▶ **Data entries for graphics**
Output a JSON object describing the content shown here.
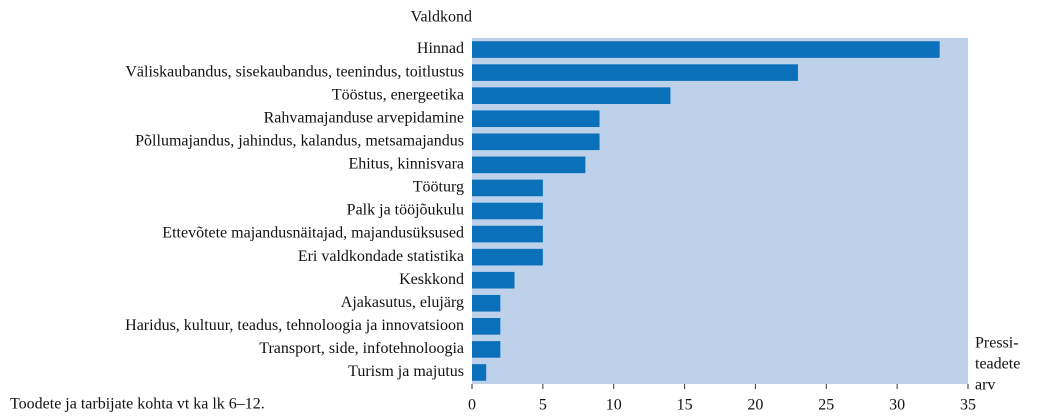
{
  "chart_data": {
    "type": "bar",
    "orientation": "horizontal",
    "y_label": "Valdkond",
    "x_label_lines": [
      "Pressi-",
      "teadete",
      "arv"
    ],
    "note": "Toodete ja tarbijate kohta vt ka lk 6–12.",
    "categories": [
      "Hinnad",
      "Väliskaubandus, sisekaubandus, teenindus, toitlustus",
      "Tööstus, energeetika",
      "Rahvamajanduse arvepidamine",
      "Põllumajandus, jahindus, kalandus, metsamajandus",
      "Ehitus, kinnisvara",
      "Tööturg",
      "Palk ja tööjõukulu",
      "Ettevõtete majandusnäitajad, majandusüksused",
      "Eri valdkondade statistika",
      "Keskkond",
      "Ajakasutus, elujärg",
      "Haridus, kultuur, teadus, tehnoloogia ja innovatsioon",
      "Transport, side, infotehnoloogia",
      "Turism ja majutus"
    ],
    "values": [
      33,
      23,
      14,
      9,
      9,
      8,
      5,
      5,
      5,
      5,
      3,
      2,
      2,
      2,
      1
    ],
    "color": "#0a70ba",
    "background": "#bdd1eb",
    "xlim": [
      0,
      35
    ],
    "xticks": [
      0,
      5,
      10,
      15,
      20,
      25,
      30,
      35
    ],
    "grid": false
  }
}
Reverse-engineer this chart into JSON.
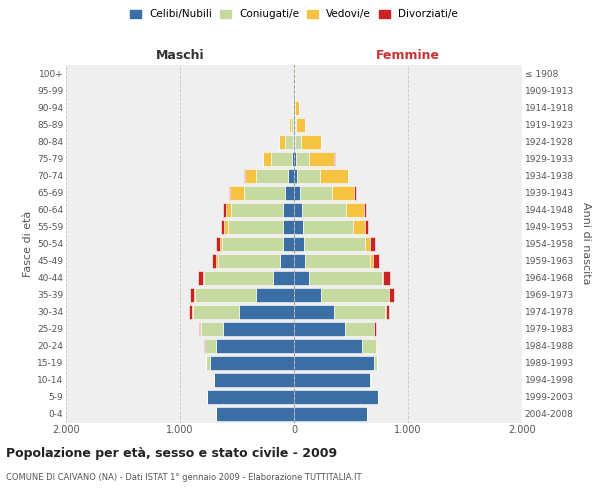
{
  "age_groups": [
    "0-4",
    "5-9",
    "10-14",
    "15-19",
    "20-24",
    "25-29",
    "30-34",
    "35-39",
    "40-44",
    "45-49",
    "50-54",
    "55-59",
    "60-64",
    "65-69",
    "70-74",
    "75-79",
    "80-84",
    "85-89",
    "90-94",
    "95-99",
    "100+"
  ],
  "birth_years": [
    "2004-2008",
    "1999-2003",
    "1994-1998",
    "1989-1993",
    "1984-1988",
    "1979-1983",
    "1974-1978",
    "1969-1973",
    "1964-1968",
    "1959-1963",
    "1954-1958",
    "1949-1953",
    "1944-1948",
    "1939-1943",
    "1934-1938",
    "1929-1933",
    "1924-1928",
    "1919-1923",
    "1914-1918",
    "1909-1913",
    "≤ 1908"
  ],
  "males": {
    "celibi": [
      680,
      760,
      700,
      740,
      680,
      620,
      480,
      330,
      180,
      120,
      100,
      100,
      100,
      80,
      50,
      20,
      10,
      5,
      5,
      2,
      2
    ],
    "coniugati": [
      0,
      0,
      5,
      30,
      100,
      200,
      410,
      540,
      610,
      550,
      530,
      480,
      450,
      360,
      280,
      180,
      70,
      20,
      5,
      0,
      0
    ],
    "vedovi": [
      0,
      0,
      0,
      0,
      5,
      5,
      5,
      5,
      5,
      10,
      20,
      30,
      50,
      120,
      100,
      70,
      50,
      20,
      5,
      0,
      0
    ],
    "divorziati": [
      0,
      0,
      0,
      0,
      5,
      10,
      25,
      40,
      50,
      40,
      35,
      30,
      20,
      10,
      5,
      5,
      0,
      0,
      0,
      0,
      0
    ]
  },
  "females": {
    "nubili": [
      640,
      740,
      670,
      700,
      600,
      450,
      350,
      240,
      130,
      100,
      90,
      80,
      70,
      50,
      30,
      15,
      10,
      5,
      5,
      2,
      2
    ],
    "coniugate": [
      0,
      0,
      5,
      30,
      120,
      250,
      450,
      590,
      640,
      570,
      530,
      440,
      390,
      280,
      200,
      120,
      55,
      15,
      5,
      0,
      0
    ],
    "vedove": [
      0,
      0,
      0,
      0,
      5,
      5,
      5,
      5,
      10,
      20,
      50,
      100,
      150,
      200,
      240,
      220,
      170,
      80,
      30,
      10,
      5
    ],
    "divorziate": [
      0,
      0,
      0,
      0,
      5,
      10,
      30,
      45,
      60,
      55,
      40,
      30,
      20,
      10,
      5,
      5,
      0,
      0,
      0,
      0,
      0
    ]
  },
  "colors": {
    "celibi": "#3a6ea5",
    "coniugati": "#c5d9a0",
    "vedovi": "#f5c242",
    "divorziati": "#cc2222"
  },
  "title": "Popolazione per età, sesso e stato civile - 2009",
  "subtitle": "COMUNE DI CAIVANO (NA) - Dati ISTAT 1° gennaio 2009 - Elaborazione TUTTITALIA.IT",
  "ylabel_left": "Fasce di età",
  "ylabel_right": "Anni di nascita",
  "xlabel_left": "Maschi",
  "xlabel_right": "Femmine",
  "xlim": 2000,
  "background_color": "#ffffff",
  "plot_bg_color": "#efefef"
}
==
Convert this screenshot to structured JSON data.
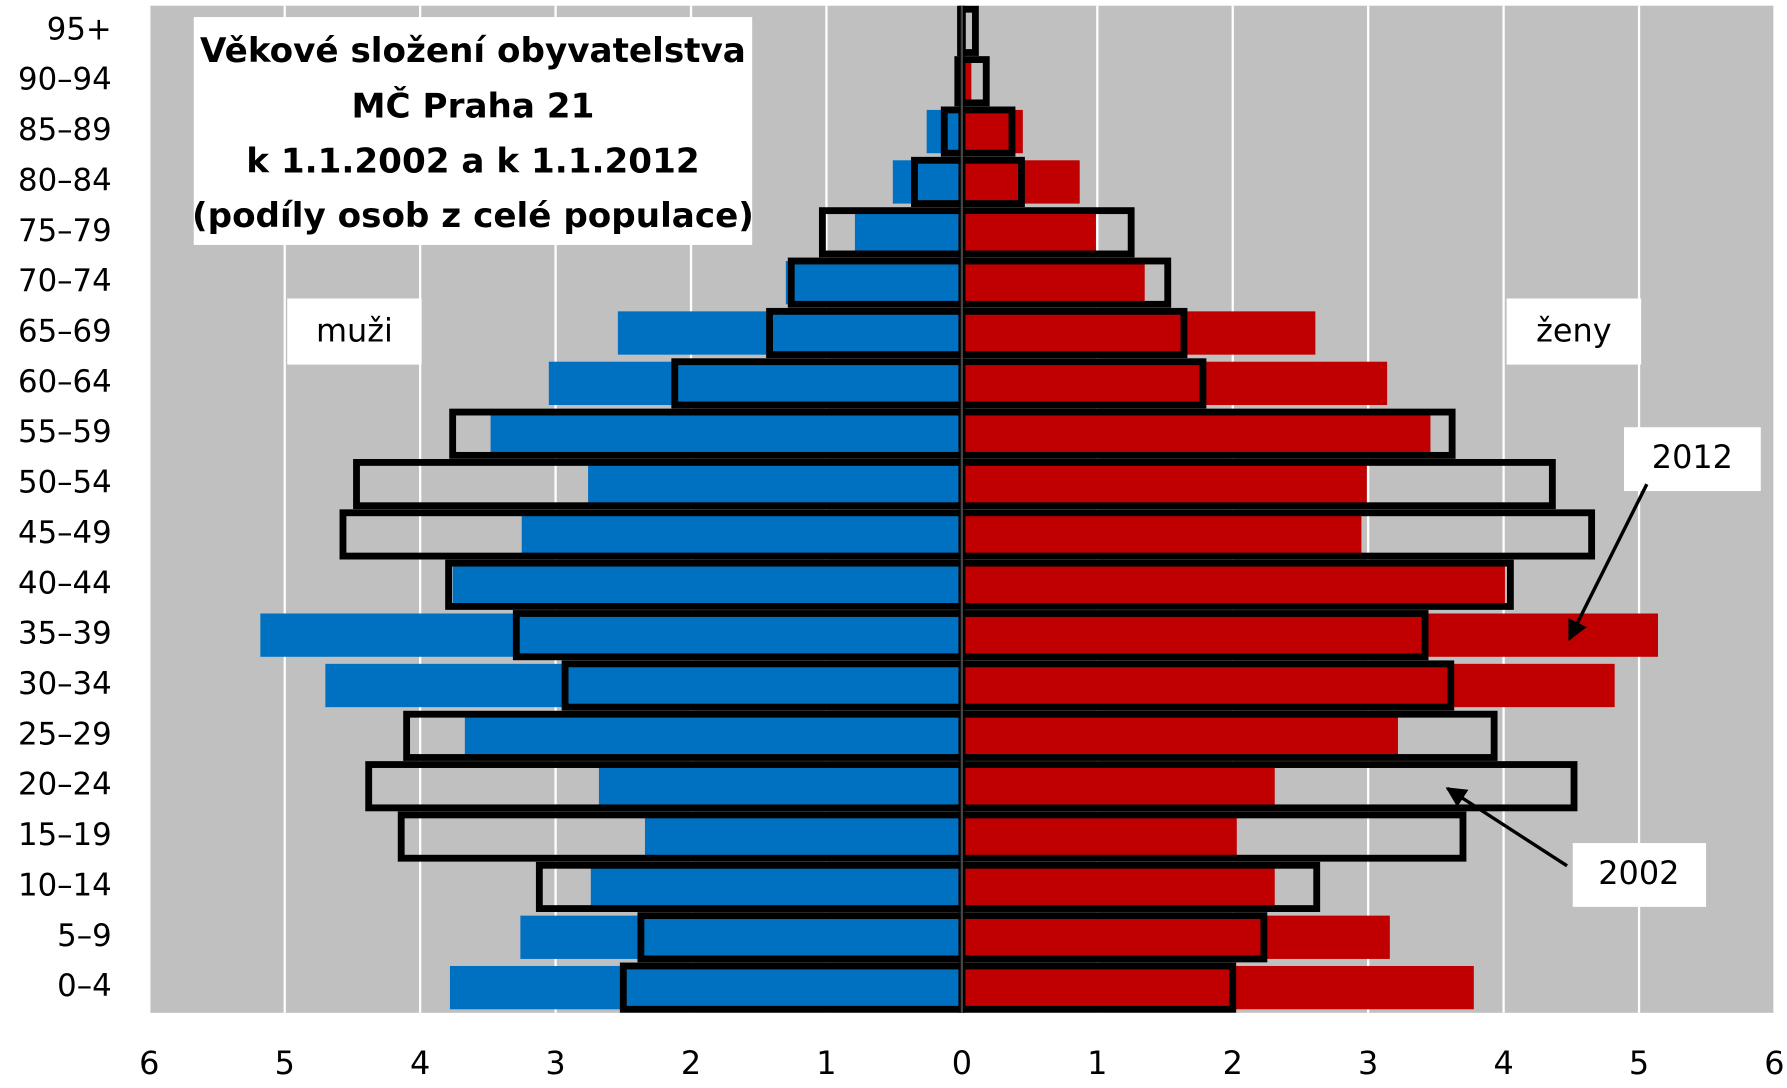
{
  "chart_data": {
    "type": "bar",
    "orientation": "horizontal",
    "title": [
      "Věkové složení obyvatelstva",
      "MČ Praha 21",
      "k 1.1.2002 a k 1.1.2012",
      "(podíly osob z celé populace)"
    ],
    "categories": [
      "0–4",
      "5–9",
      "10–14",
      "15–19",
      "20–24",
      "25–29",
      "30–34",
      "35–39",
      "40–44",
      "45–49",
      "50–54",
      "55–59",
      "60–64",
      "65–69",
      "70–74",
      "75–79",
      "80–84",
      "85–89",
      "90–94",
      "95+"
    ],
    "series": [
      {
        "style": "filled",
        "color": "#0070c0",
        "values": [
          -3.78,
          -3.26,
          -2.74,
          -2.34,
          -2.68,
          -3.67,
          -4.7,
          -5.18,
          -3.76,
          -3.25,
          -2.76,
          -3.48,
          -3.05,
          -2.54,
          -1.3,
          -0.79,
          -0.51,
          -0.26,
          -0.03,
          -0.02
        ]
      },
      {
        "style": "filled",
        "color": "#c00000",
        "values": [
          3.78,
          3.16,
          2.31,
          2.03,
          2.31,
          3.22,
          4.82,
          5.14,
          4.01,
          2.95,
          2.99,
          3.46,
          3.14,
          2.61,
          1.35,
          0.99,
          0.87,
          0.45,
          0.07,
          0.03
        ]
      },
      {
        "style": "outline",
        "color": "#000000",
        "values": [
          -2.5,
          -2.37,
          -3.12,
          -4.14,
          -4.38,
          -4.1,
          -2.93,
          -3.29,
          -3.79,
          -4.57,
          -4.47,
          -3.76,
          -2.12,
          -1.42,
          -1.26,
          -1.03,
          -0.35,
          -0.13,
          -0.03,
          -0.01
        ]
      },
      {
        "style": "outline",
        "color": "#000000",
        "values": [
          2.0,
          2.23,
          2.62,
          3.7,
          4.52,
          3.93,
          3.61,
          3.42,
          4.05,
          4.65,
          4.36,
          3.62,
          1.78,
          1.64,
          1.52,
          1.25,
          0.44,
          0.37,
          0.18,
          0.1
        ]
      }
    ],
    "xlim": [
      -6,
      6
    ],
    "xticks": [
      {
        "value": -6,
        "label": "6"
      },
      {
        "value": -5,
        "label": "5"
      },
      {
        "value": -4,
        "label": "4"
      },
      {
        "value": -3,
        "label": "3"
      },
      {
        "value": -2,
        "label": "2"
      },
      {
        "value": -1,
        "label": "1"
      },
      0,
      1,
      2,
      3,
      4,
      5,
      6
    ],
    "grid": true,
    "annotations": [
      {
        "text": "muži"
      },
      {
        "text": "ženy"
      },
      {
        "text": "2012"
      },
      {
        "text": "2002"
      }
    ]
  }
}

▶ **Exercise brief**
Show each line of the data that contains the string "JSON".

▶ **Solution for this task**
Output a JSON object describing the content shown here.
Reverse-engineer this chart into JSON.
Convert this screenshot to structured JSON data.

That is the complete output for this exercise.